**STATED PROBLEM**. Reproduce all entries precisely as they are written.
------ TASK INPUT
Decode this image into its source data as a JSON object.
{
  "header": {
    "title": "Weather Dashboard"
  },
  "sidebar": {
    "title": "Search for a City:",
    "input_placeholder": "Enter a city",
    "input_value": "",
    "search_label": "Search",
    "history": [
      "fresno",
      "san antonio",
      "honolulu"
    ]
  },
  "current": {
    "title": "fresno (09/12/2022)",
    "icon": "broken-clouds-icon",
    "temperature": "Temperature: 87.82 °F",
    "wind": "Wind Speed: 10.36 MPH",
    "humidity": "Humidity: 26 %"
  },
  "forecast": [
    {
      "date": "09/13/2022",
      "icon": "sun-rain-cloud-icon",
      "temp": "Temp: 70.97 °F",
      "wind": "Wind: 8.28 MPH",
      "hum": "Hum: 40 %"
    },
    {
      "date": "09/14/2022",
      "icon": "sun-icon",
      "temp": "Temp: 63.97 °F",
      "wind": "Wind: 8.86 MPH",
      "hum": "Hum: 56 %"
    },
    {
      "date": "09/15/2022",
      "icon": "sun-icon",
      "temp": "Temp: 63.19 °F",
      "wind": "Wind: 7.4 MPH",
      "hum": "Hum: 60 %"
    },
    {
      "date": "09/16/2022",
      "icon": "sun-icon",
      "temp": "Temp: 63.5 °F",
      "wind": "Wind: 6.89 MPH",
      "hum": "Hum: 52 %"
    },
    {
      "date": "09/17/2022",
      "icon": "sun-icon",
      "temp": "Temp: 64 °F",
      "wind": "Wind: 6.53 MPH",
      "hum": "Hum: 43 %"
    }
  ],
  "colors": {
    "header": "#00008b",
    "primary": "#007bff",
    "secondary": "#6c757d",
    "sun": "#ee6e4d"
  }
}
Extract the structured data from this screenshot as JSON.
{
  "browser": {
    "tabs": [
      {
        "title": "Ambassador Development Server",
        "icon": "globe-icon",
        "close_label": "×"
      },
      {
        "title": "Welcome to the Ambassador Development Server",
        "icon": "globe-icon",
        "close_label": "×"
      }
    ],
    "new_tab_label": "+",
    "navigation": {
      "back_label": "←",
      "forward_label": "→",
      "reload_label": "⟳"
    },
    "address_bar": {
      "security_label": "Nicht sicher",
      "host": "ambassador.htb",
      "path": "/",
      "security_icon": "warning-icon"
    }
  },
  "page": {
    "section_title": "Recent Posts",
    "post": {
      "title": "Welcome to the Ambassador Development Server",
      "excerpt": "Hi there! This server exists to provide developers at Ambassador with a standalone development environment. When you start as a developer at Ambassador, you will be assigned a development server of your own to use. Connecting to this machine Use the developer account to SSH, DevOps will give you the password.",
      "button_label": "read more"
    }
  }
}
------------
**WRITTEN RESPONSE**.
Decode this image into its source data as a JSON object.
{
  "header": {
    "title": "Weather Dashboard"
  },
  "sidebar": {
    "title": "Search for a City:",
    "input_placeholder": "Enter a city",
    "input_value": "",
    "search_label": "Search",
    "history": [
      "fresno",
      "san antonio",
      "honolulu"
    ]
  },
  "current": {
    "title": "fresno (09/12/2022)",
    "icon": "broken-clouds-icon",
    "temperature": "Temperature: 87.82 °F",
    "wind": "Wind Speed: 10.36 MPH",
    "humidity": "Humidity: 26 %"
  },
  "forecast": [
    {
      "date": "09/13/2022",
      "icon": "sun-rain-cloud-icon",
      "temp": "Temp: 70.97 °F",
      "wind": "Wind: 8.28 MPH",
      "hum": "Hum: 40 %"
    },
    {
      "date": "09/14/2022",
      "icon": "sun-icon",
      "temp": "Temp: 63.97 °F",
      "wind": "Wind: 8.86 MPH",
      "hum": "Hum: 56 %"
    },
    {
      "date": "09/15/2022",
      "icon": "sun-icon",
      "temp": "Temp: 63.19 °F",
      "wind": "Wind: 7.4 MPH",
      "hum": "Hum: 60 %"
    },
    {
      "date": "09/16/2022",
      "icon": "sun-icon",
      "temp": "Temp: 63.5 °F",
      "wind": "Wind: 6.89 MPH",
      "hum": "Hum: 52 %"
    },
    {
      "date": "09/17/2022",
      "icon": "sun-icon",
      "temp": "Temp: 64 °F",
      "wind": "Wind: 6.53 MPH",
      "hum": "Hum: 43 %"
    }
  ],
  "colors": {
    "header": "#00008b",
    "primary": "#007bff",
    "secondary": "#6c757d",
    "sun": "#ee6e4d"
  }
}
Extract the structured data from this screenshot as JSON.
{
  "browser": {
    "tabs": [
      {
        "title": "Ambassador Development Server",
        "icon": "globe-icon",
        "close_label": "×"
      },
      {
        "title": "Welcome to the Ambassador Development Server",
        "icon": "globe-icon",
        "close_label": "×"
      }
    ],
    "new_tab_label": "+",
    "navigation": {
      "back_label": "←",
      "forward_label": "→",
      "reload_label": "⟳"
    },
    "address_bar": {
      "security_label": "Nicht sicher",
      "host": "ambassador.htb",
      "path": "/",
      "security_icon": "warning-icon"
    }
  },
  "page": {
    "section_title": "Recent Posts",
    "post": {
      "title": "Welcome to the Ambassador Development Server",
      "excerpt": "Hi there! This server exists to provide developers at Ambassador with a standalone development environment. When you start as a developer at Ambassador, you will be assigned a development server of your own to use. Connecting to this machine Use the developer account to SSH, DevOps will give you the password.",
      "button_label": "read more"
    }
  }
}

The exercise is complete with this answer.